** WORK INSTRUCTIONS **
Copy the data that follows, character for character, minus the pictures.

^^^^^^^^

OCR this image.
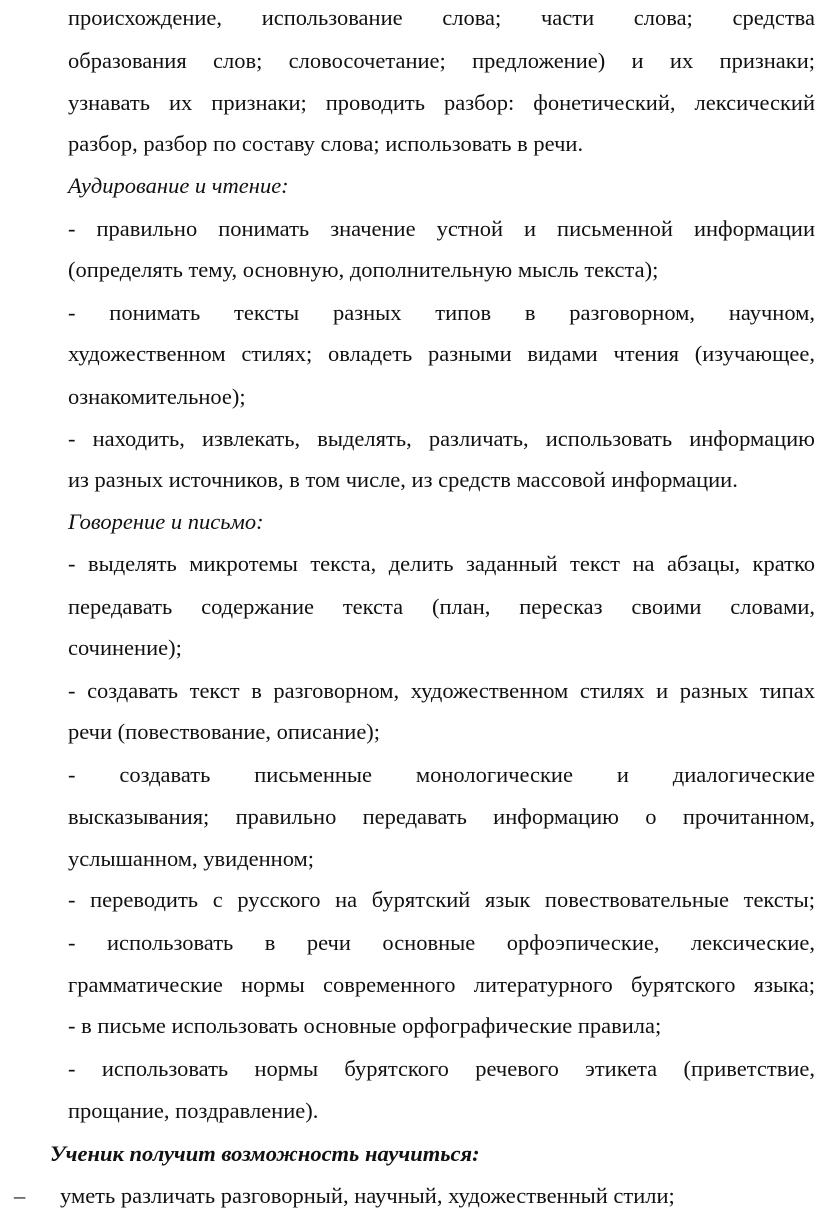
происхождение, использование слова; части слова; средства
образования слов; словосочетание; предложение) и их признаки;
узнавать их признаки; проводить разбор: фонетический, лексический
разбор, разбор по составу слова; использовать в речи.
Аудирование и чтение:
- правильно понимать значение устной и письменной информации
(определять тему, основную, дополнительную мысль текста);
- понимать тексты разных типов в разговорном, научном,
художественном стилях; овладеть разными видами чтения (изучающее,
ознакомительное);
- находить, извлекать, выделять, различать, использовать информацию
из разных источников, в том числе, из средств массовой информации.
Говорение и письмо:
- выделять микротемы текста, делить заданный текст на абзацы, кратко
передавать содержание текста (план, пересказ своими словами,
сочинение);
- создавать текст в разговорном, художественном стилях и разных типах
речи (повествование, описание);
- создавать письменные монологические и диалогические
высказывания; правильно передавать информацию о прочитанном,
услышанном, увиденном;
- переводить с русского на бурятский язык повествовательные тексты;
- использовать в речи основные орфоэпические, лексические,
грамматические нормы современного литературного бурятского языка;
- в письме использовать основные орфографические правила;
- использовать нормы бурятского речевого этикета (приветствие,
прощание, поздравление).
Ученик получит возможность научиться:
– уметь различать разговорный, научный, художественный стили;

^^^^^^^^

** SOLUTION FOR THIS EXERCISE **
OCR this image.
происхождение, использование слова; части слова; средства
образования слов; словосочетание; предложение) и их признаки;
узнавать их признаки; проводить разбор: фонетический, лексический
разбор, разбор по составу слова; использовать в речи.
Аудирование и чтение:
- правильно понимать значение устной и письменной информации
(определять тему, основную, дополнительную мысль текста);
- понимать тексты разных типов в разговорном, научном,
художественном стилях; овладеть разными видами чтения (изучающее,
ознакомительное);
- находить, извлекать, выделять, различать, использовать информацию
из разных источников, в том числе, из средств массовой информации.
Говорение и письмо:
- выделять микротемы текста, делить заданный текст на абзацы, кратко
передавать содержание текста (план, пересказ своими словами,
сочинение);
- создавать текст в разговорном, художественном стилях и разных типах
речи (повествование, описание);
- создавать письменные монологические и диалогические
высказывания; правильно передавать информацию о прочитанном,
услышанном, увиденном;
- переводить с русского на бурятский язык повествовательные тексты;
- использовать в речи основные орфоэпические, лексические,
грамматические нормы современного литературного бурятского языка;
- в письме использовать основные орфографические правила;
- использовать нормы бурятского речевого этикета (приветствие,
прощание, поздравление).
Ученик получит возможность научиться:
– уметь различать разговорный, научный, художественный стили;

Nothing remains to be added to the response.